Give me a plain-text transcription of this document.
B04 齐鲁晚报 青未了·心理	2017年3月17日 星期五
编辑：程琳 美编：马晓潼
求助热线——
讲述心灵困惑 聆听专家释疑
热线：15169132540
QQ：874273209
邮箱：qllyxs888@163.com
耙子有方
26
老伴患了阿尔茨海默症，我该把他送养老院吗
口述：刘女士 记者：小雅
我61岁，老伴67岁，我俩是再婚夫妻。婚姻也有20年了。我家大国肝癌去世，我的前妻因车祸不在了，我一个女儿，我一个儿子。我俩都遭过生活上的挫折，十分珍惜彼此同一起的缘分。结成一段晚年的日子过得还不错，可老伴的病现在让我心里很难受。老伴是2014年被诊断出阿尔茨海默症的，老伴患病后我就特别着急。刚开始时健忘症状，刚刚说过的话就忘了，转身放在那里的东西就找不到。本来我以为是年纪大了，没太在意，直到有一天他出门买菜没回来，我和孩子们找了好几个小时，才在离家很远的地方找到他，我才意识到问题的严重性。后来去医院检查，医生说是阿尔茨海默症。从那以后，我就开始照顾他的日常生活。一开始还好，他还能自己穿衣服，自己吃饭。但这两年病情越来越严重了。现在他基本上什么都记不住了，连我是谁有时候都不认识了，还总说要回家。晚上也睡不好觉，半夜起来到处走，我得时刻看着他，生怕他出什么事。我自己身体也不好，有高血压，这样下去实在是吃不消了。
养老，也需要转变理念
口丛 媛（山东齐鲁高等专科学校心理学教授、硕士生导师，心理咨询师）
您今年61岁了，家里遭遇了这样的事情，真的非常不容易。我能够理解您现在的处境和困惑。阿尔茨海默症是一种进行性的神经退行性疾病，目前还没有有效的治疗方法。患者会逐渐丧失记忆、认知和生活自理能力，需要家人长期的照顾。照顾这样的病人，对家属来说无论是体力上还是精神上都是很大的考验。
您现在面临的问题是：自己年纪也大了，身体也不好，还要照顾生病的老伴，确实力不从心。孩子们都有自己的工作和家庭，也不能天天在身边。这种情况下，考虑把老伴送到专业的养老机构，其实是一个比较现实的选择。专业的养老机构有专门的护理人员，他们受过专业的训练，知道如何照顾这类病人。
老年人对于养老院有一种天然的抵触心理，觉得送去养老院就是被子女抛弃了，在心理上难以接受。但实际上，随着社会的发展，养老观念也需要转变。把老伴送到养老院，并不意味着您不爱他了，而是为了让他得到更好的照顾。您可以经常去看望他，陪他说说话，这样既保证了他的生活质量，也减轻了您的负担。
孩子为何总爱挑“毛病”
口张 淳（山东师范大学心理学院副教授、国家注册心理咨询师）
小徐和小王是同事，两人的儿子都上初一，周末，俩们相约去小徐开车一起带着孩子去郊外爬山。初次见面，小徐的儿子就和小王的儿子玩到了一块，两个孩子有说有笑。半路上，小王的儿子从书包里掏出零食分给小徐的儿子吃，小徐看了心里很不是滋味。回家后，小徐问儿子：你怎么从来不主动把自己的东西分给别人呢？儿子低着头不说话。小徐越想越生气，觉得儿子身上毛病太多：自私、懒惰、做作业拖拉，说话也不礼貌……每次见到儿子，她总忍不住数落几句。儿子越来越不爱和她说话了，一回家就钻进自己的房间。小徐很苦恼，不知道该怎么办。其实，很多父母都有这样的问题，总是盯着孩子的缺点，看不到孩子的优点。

* **Request**: Above are the records; retype every one exactly.

* **Task response**:
Give me a plain-text transcription of this document.
B04 齐鲁晚报 青未了·心理	2017年3月17日 星期五
编辑：程琳 美编：马晓潼
求助热线——
讲述心灵困惑 聆听专家释疑
热线：15169132540
QQ：874273209
邮箱：qllyxs888@163.com
耙子有方
26
老伴患了阿尔茨海默症，我该把他送养老院吗
口述：刘女士 记者：小雅
我61岁，老伴67岁，我俩是再婚夫妻。婚姻也有20年了。我家大国肝癌去世，我的前妻因车祸不在了，我一个女儿，我一个儿子。我俩都遭过生活上的挫折，十分珍惜彼此同一起的缘分。结成一段晚年的日子过得还不错，可老伴的病现在让我心里很难受。老伴是2014年被诊断出阿尔茨海默症的，老伴患病后我就特别着急。刚开始时健忘症状，刚刚说过的话就忘了，转身放在那里的东西就找不到。本来我以为是年纪大了，没太在意，直到有一天他出门买菜没回来，我和孩子们找了好几个小时，才在离家很远的地方找到他，我才意识到问题的严重性。后来去医院检查，医生说是阿尔茨海默症。从那以后，我就开始照顾他的日常生活。一开始还好，他还能自己穿衣服，自己吃饭。但这两年病情越来越严重了。现在他基本上什么都记不住了，连我是谁有时候都不认识了，还总说要回家。晚上也睡不好觉，半夜起来到处走，我得时刻看着他，生怕他出什么事。我自己身体也不好，有高血压，这样下去实在是吃不消了。
养老，也需要转变理念
口丛 媛（山东齐鲁高等专科学校心理学教授、硕士生导师，心理咨询师）
您今年61岁了，家里遭遇了这样的事情，真的非常不容易。我能够理解您现在的处境和困惑。阿尔茨海默症是一种进行性的神经退行性疾病，目前还没有有效的治疗方法。患者会逐渐丧失记忆、认知和生活自理能力，需要家人长期的照顾。照顾这样的病人，对家属来说无论是体力上还是精神上都是很大的考验。
您现在面临的问题是：自己年纪也大了，身体也不好，还要照顾生病的老伴，确实力不从心。孩子们都有自己的工作和家庭，也不能天天在身边。这种情况下，考虑把老伴送到专业的养老机构，其实是一个比较现实的选择。专业的养老机构有专门的护理人员，他们受过专业的训练，知道如何照顾这类病人。
老年人对于养老院有一种天然的抵触心理，觉得送去养老院就是被子女抛弃了，在心理上难以接受。但实际上，随着社会的发展，养老观念也需要转变。把老伴送到养老院，并不意味着您不爱他了，而是为了让他得到更好的照顾。您可以经常去看望他，陪他说说话，这样既保证了他的生活质量，也减轻了您的负担。
孩子为何总爱挑“毛病”
口张 淳（山东师范大学心理学院副教授、国家注册心理咨询师）
小徐和小王是同事，两人的儿子都上初一，周末，俩们相约去小徐开车一起带着孩子去郊外爬山。初次见面，小徐的儿子就和小王的儿子玩到了一块，两个孩子有说有笑。半路上，小王的儿子从书包里掏出零食分给小徐的儿子吃，小徐看了心里很不是滋味。回家后，小徐问儿子：你怎么从来不主动把自己的东西分给别人呢？儿子低着头不说话。小徐越想越生气，觉得儿子身上毛病太多：自私、懒惰、做作业拖拉，说话也不礼貌……每次见到儿子，她总忍不住数落几句。儿子越来越不爱和她说话了，一回家就钻进自己的房间。小徐很苦恼，不知道该怎么办。其实，很多父母都有这样的问题，总是盯着孩子的缺点，看不到孩子的优点。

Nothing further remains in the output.